%%

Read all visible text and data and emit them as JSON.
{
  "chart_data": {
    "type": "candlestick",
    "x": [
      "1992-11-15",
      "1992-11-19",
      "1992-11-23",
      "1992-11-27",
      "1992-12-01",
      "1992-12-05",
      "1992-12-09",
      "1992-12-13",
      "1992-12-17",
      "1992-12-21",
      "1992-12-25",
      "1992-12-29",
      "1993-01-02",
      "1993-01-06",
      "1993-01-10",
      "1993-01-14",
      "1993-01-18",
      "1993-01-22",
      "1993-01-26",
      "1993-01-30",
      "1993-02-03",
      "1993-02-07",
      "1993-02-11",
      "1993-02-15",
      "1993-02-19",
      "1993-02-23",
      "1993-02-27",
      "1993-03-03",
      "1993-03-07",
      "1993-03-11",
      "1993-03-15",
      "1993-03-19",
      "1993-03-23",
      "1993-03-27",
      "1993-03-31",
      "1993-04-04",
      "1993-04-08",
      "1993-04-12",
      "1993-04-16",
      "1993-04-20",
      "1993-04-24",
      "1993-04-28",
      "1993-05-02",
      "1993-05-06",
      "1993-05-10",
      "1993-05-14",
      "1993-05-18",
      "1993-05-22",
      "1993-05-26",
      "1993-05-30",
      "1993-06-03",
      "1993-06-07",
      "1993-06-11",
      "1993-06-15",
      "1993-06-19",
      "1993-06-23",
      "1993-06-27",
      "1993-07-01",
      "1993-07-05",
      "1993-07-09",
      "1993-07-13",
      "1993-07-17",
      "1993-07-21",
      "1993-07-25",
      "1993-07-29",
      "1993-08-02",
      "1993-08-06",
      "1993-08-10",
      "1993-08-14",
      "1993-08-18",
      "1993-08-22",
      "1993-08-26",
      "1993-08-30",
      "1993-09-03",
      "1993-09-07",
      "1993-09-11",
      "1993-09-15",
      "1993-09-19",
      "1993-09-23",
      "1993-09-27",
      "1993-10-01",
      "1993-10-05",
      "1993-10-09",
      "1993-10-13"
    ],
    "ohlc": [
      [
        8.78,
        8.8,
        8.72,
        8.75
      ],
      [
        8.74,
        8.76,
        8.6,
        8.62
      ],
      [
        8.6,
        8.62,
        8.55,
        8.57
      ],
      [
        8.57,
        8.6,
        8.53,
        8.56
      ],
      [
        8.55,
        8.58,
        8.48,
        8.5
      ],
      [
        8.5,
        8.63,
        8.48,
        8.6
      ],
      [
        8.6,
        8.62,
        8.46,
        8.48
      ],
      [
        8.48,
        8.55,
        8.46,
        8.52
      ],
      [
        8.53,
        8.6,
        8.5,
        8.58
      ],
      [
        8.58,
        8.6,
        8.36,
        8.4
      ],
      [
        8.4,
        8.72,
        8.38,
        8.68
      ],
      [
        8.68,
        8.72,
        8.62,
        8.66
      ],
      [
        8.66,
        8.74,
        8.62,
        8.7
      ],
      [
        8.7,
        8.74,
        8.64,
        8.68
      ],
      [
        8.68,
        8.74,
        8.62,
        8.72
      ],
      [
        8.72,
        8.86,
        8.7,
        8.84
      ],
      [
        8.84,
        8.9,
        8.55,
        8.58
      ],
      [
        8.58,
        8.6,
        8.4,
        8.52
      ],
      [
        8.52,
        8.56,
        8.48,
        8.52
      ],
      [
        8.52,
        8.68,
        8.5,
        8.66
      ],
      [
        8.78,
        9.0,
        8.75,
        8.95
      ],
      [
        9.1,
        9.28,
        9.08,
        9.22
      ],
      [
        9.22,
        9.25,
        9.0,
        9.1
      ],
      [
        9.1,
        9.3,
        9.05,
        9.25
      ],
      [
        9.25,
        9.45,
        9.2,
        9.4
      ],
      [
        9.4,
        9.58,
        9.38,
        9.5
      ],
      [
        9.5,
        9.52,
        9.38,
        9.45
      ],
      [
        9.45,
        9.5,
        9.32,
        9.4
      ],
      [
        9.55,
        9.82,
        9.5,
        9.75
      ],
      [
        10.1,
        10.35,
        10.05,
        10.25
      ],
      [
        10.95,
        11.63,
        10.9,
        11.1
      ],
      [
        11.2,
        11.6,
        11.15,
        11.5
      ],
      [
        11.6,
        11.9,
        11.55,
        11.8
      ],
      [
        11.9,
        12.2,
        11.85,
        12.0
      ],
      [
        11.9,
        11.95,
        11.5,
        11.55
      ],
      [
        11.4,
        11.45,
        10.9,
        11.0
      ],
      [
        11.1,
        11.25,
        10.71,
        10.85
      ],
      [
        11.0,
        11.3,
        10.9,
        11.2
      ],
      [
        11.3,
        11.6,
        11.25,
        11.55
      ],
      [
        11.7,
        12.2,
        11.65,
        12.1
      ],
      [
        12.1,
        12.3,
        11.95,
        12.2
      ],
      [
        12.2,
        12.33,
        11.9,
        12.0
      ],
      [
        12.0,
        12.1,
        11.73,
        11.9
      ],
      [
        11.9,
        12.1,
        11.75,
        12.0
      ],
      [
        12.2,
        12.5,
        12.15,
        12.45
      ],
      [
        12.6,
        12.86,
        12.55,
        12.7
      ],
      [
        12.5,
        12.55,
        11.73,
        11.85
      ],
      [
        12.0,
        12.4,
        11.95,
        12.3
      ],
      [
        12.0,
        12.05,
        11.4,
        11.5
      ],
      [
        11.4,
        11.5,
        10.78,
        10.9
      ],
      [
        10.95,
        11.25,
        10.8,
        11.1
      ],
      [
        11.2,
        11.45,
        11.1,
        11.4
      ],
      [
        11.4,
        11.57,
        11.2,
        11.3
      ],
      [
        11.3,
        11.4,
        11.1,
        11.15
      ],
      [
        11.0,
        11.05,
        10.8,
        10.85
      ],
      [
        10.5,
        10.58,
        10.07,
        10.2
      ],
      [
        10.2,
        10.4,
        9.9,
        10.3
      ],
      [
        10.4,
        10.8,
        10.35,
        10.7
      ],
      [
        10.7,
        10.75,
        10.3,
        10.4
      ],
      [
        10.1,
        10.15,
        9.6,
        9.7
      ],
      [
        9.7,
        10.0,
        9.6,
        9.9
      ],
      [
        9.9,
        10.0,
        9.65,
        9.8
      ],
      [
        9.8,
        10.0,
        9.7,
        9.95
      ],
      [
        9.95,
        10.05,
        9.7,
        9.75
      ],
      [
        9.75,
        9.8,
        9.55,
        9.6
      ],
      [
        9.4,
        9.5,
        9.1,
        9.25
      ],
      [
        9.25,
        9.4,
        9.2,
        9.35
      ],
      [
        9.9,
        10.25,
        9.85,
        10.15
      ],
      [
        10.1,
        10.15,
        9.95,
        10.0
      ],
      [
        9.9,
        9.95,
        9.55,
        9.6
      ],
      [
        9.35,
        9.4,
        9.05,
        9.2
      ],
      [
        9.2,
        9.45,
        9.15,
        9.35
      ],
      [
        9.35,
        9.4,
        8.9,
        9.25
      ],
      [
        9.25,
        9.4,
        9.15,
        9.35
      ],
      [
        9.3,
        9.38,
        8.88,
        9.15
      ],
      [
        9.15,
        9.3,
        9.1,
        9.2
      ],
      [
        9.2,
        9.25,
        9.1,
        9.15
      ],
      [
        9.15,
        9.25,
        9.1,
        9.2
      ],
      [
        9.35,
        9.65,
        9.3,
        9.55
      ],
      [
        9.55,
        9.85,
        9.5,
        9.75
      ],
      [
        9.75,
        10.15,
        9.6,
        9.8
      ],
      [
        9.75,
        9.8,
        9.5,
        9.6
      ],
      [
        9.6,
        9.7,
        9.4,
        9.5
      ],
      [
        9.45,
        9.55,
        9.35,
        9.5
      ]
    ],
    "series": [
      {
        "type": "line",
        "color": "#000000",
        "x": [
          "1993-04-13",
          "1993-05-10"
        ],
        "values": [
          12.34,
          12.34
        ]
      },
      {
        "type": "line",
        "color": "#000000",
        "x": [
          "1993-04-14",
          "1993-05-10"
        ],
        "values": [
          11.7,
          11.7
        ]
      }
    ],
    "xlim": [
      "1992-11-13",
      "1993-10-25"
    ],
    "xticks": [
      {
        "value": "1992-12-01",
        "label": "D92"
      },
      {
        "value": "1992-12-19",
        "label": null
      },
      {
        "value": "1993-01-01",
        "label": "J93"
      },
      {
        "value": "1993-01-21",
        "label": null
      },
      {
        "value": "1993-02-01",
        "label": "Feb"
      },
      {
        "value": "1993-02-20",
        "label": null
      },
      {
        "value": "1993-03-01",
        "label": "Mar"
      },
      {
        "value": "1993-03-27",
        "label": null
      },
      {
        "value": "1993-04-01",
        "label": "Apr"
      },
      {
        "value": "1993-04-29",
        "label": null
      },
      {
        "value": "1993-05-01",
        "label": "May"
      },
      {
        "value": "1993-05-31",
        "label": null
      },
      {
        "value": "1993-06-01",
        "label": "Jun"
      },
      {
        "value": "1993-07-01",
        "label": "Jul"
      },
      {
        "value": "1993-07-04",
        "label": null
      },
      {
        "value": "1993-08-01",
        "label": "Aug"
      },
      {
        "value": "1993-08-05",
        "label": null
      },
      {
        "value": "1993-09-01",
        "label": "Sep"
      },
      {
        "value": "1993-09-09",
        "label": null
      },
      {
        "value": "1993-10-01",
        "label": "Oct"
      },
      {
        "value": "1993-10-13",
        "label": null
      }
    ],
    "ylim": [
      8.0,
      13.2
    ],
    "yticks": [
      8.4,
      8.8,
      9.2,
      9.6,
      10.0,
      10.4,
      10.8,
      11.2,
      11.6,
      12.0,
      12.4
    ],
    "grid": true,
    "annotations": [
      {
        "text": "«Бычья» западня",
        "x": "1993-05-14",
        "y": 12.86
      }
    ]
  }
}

%%

EXERCISE:
The required output is the number of lines containing the word "text", and nothing besides.

TASK RESULT:
2